### Task to carry out
Which lines in the data below contain the string "trendline"? Find and copy each of them, counting only matches with the same case.

### Records provided
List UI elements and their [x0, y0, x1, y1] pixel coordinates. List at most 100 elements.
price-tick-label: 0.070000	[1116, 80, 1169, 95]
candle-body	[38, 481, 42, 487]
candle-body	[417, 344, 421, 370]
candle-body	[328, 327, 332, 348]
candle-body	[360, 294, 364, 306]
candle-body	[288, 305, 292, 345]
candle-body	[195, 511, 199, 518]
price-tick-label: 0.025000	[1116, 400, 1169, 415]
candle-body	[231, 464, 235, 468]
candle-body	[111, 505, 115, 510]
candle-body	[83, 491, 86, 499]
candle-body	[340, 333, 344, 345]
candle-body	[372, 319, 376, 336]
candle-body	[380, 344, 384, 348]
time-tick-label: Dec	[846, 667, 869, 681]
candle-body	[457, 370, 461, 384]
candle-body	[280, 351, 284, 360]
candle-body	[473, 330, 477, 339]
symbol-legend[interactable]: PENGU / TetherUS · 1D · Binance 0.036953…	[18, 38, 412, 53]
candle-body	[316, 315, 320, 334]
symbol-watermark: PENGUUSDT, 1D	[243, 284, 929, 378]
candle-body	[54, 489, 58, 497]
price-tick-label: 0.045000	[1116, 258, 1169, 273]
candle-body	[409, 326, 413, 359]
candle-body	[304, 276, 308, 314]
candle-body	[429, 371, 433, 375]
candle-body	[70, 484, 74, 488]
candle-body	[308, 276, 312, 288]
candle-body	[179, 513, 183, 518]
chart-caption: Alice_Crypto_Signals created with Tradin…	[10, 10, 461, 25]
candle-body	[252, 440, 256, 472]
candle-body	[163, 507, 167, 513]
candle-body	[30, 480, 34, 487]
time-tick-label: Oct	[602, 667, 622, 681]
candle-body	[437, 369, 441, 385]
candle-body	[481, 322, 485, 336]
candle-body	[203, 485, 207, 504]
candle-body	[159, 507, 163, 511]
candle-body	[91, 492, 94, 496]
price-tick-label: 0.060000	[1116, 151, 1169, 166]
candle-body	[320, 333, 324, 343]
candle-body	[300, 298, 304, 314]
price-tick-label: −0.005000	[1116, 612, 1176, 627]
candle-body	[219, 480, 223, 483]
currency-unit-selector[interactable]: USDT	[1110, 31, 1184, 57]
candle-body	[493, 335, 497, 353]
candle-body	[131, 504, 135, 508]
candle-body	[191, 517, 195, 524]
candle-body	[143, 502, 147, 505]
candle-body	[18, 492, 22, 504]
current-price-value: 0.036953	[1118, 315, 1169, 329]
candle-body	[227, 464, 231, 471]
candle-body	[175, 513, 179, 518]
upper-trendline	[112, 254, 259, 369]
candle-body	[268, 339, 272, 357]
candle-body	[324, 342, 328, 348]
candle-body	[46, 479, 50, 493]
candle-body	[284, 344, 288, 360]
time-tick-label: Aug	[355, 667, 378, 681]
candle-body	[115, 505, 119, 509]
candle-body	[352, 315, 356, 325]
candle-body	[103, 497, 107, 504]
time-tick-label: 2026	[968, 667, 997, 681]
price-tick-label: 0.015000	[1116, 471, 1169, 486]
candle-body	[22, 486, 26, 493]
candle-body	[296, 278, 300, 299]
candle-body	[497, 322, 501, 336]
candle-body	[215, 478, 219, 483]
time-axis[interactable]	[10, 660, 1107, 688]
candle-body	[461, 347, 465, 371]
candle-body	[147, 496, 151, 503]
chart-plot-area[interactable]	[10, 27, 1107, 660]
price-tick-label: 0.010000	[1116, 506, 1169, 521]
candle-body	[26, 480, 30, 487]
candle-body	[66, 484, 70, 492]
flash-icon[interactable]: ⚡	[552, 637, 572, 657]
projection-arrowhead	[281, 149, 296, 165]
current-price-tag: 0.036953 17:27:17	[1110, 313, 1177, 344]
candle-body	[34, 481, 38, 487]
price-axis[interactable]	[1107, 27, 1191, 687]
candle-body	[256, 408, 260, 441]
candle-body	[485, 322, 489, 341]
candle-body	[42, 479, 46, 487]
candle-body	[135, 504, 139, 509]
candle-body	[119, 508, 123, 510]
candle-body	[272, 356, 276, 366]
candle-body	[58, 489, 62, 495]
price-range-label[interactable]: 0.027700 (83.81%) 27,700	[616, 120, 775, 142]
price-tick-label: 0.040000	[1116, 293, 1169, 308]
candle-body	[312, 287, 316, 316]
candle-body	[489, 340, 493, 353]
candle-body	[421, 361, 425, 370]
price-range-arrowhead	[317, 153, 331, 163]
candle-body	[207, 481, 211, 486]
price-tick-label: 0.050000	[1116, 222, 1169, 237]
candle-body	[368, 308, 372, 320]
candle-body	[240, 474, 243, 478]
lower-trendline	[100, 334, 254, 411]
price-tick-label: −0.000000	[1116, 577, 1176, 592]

### Response below
upper-trendline	[112, 254, 259, 369]
lower-trendline	[100, 334, 254, 411]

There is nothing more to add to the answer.